## Dataset entries on figures
>>>>

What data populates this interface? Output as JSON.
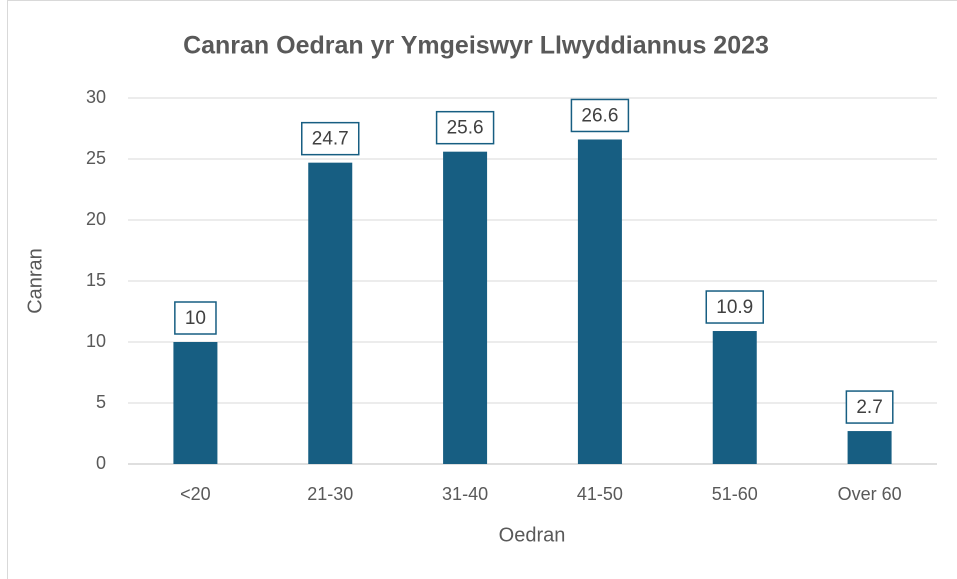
{
  "chart_data": {
    "type": "bar",
    "title": "Canran Oedran yr Ymgeiswyr Llwyddiannus 2023",
    "x_label": "Oedran",
    "y_label": "Canran",
    "categories": [
      "<20",
      "21-30",
      "31-40",
      "41-50",
      "51-60",
      "Over 60"
    ],
    "values": [
      10,
      24.7,
      25.6,
      26.6,
      10.9,
      2.7
    ],
    "color": "#175e82",
    "ylim": [
      0,
      30
    ],
    "yticks": [
      0,
      5,
      10,
      15,
      20,
      25,
      30
    ],
    "grid": true
  }
}
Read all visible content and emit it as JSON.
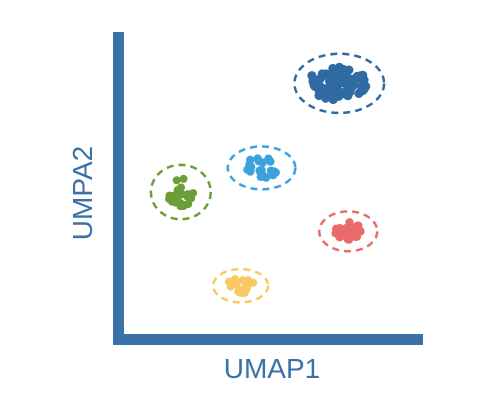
{
  "chart_data": {
    "type": "scatter",
    "title": "",
    "xlabel": "UMAP1",
    "ylabel": "UMPA2",
    "xlim": [
      0,
      10
    ],
    "ylim": [
      0,
      10
    ],
    "axis_color": "#3a72a8",
    "grid": false,
    "ticks": false,
    "legend": "none",
    "clusters": [
      {
        "color": "#2f6aa2",
        "center": [
          7.2,
          8.3
        ],
        "spread": [
          1.15,
          0.58
        ],
        "boundary_radius": [
          1.5,
          0.98
        ],
        "n_points": 72,
        "point_radius": 4.5,
        "seed": 11
      },
      {
        "color": "#3ea1de",
        "center": [
          4.6,
          5.5
        ],
        "spread": [
          0.65,
          0.37
        ],
        "boundary_radius": [
          1.13,
          0.71
        ],
        "n_points": 22,
        "point_radius": 4.2,
        "seed": 23
      },
      {
        "color": "#6b9e36",
        "center": [
          1.9,
          4.7
        ],
        "spread": [
          0.48,
          0.5
        ],
        "boundary_radius": [
          1.0,
          0.9
        ],
        "n_points": 26,
        "point_radius": 4.0,
        "seed": 37
      },
      {
        "color": "#e96b6b",
        "center": [
          7.5,
          3.4
        ],
        "spread": [
          0.5,
          0.33
        ],
        "boundary_radius": [
          0.97,
          0.66
        ],
        "n_points": 32,
        "point_radius": 4.2,
        "seed": 49
      },
      {
        "color": "#f9c863",
        "center": [
          3.9,
          1.6
        ],
        "spread": [
          0.5,
          0.27
        ],
        "boundary_radius": [
          0.92,
          0.55
        ],
        "n_points": 20,
        "point_radius": 4.0,
        "seed": 61
      }
    ]
  }
}
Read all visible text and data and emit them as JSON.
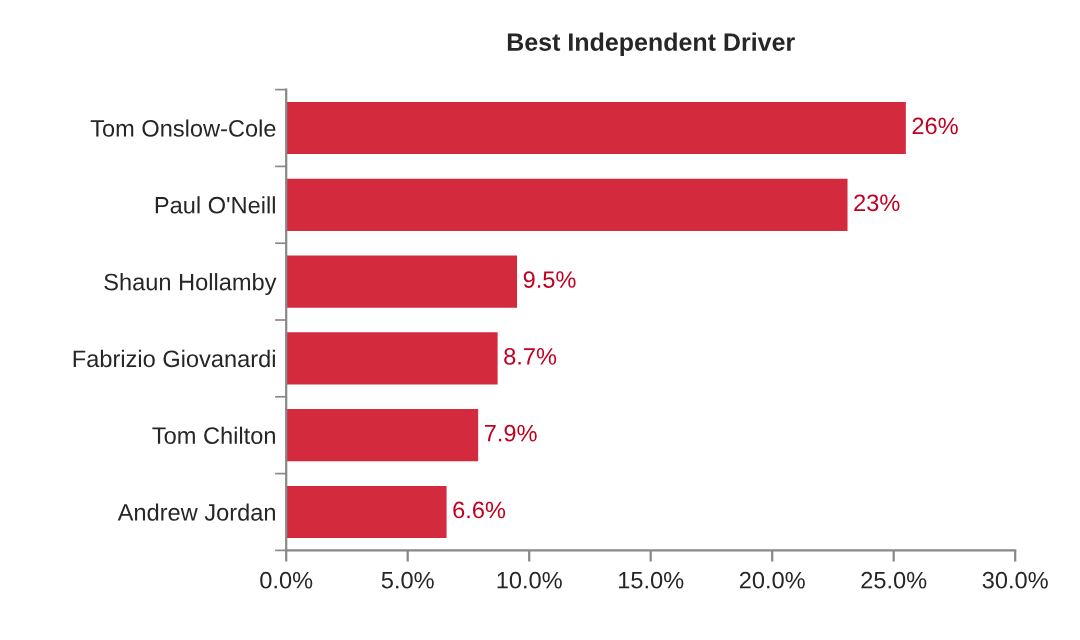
{
  "chart_data": {
    "type": "bar",
    "orientation": "horizontal",
    "title": "Best Independent Driver",
    "categories": [
      "Tom Onslow-Cole",
      "Paul O'Neill",
      "Shaun Hollamby",
      "Fabrizio Giovanardi",
      "Tom Chilton",
      "Andrew Jordan"
    ],
    "values": [
      25.5,
      23.1,
      9.5,
      8.7,
      7.9,
      6.6
    ],
    "value_labels": [
      "26%",
      "23%",
      "9.5%",
      "8.7%",
      "7.9%",
      "6.6%"
    ],
    "color": "#d42a3e",
    "xlim": [
      0,
      30
    ],
    "xticks": [
      {
        "value": 0,
        "label": "0.0%"
      },
      {
        "value": 5,
        "label": "5.0%"
      },
      {
        "value": 10,
        "label": "10.0%"
      },
      {
        "value": 15,
        "label": "15.0%"
      },
      {
        "value": 20,
        "label": "20.0%"
      },
      {
        "value": 25,
        "label": "25.0%"
      },
      {
        "value": 30,
        "label": "30.0%"
      }
    ],
    "grid": false,
    "legend": false
  }
}
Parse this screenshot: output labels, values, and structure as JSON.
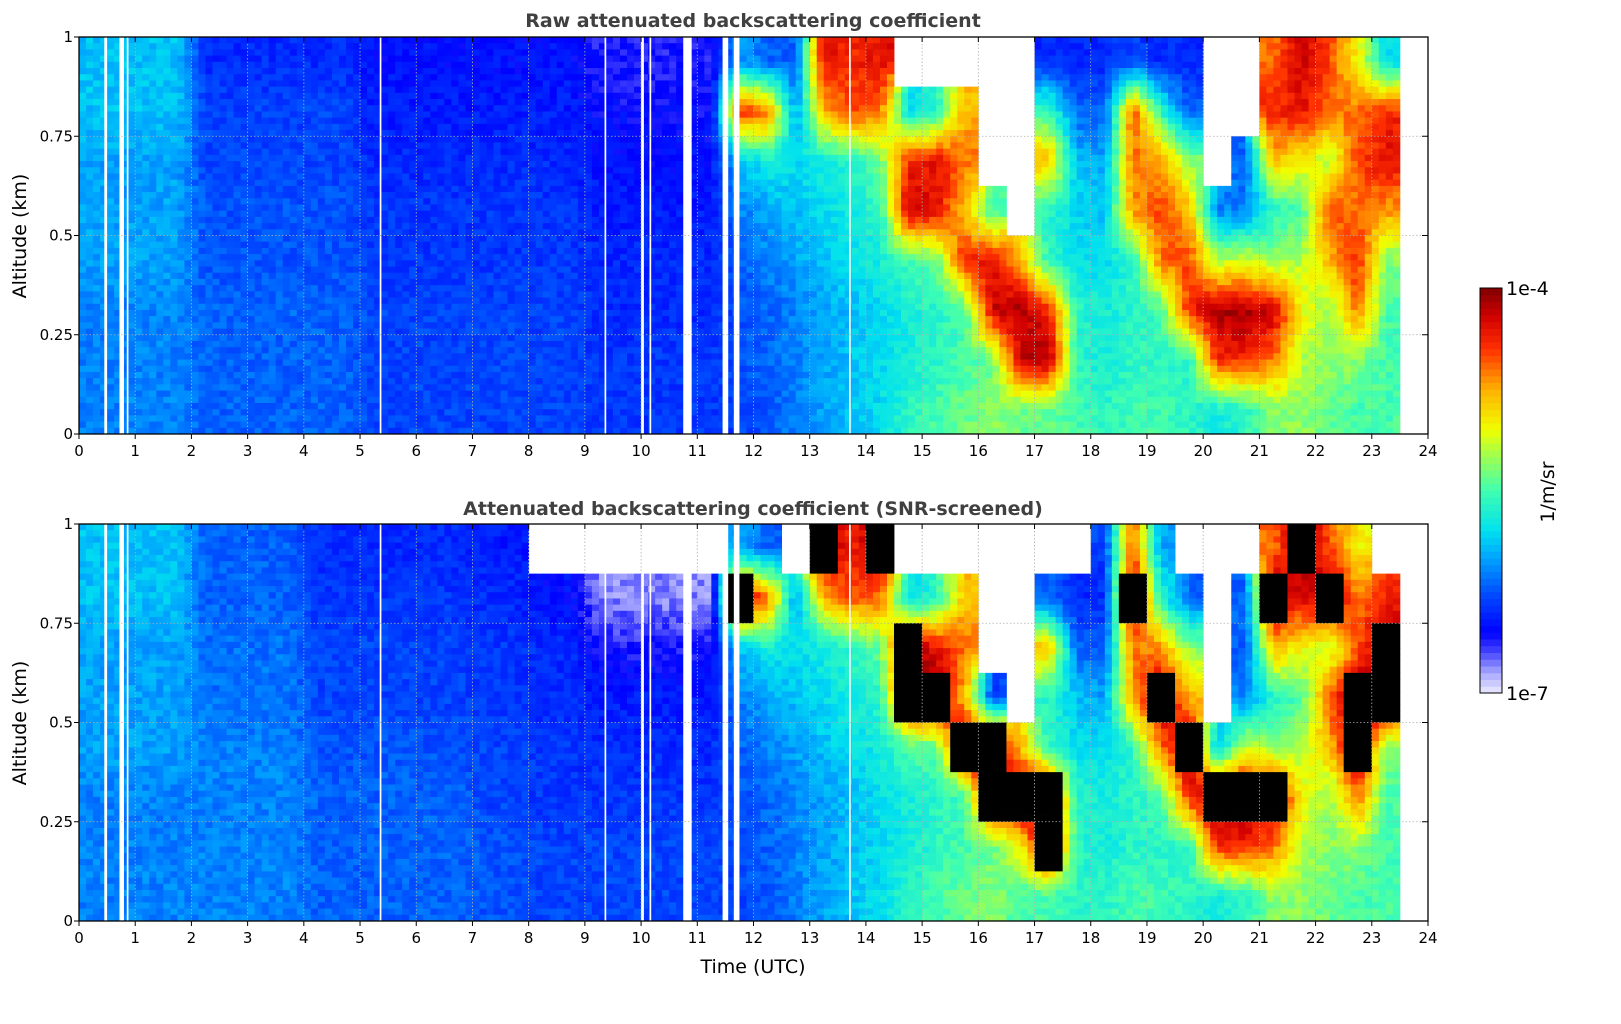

<<<<

## Problem to work on
Reproduce the data above in full, exactly as it is, with the pictures left out.

## Completed exercise
What data populates this interface? Output as JSON.
{
  "chart_data": {
    "type": "bar",
    "title": "Canran Oedran yr Ymgeiswyr Llwyddiannus 2023",
    "x_label": "Oedran",
    "y_label": "Canran",
    "categories": [
      "<20",
      "21-30",
      "31-40",
      "41-50",
      "51-60",
      "Over 60"
    ],
    "values": [
      10,
      24.7,
      25.6,
      26.6,
      10.9,
      2.7
    ],
    "color": "#175e82",
    "ylim": [
      0,
      30
    ],
    "yticks": [
      0,
      5,
      10,
      15,
      20,
      25,
      30
    ],
    "grid": true
  }
}
Read all visible content and emit it as JSON.
{
  "chart_data": {
    "type": "scatter",
    "title": "",
    "xlabel": "UMAP1",
    "ylabel": "UMPA2",
    "xlim": [
      0,
      10
    ],
    "ylim": [
      0,
      10
    ],
    "axis_color": "#3a72a8",
    "grid": false,
    "ticks": false,
    "legend": "none",
    "clusters": [
      {
        "color": "#2f6aa2",
        "center": [
          7.2,
          8.3
        ],
        "spread": [
          1.15,
          0.58
        ],
        "boundary_radius": [
          1.5,
          0.98
        ],
        "n_points": 72,
        "point_radius": 4.5,
        "seed": 11
      },
      {
        "color": "#3ea1de",
        "center": [
          4.6,
          5.5
        ],
        "spread": [
          0.65,
          0.37
        ],
        "boundary_radius": [
          1.13,
          0.71
        ],
        "n_points": 22,
        "point_radius": 4.2,
        "seed": 23
      },
      {
        "color": "#6b9e36",
        "center": [
          1.9,
          4.7
        ],
        "spread": [
          0.48,
          0.5
        ],
        "boundary_radius": [
          1.0,
          0.9
        ],
        "n_points": 26,
        "point_radius": 4.0,
        "seed": 37
      },
      {
        "color": "#e96b6b",
        "center": [
          7.5,
          3.4
        ],
        "spread": [
          0.5,
          0.33
        ],
        "boundary_radius": [
          0.97,
          0.66
        ],
        "n_points": 32,
        "point_radius": 4.2,
        "seed": 49
      },
      {
        "color": "#f9c863",
        "center": [
          3.9,
          1.6
        ],
        "spread": [
          0.5,
          0.27
        ],
        "boundary_radius": [
          0.92,
          0.55
        ],
        "n_points": 20,
        "point_radius": 4.0,
        "seed": 61
      }
    ]
  }
}
Read all visible text and data and emit them as JSON.
{
  "chart_data": {
    "type": "bar",
    "orientation": "horizontal",
    "title": "Best Independent Driver",
    "categories": [
      "Tom Onslow-Cole",
      "Paul O'Neill",
      "Shaun Hollamby",
      "Fabrizio Giovanardi",
      "Tom Chilton",
      "Andrew Jordan"
    ],
    "values": [
      25.5,
      23.1,
      9.5,
      8.7,
      7.9,
      6.6
    ],
    "value_labels": [
      "26%",
      "23%",
      "9.5%",
      "8.7%",
      "7.9%",
      "6.6%"
    ],
    "color": "#d42a3e",
    "xlim": [
      0,
      30
    ],
    "xticks": [
      {
        "value": 0,
        "label": "0.0%"
      },
      {
        "value": 5,
        "label": "5.0%"
      },
      {
        "value": 10,
        "label": "10.0%"
      },
      {
        "value": 15,
        "label": "15.0%"
      },
      {
        "value": 20,
        "label": "20.0%"
      },
      {
        "value": 25,
        "label": "25.0%"
      },
      {
        "value": 30,
        "label": "30.0%"
      }
    ],
    "grid": false,
    "legend": false
  }
}
Parse this screenshot: output labels, values, and structure as JSON.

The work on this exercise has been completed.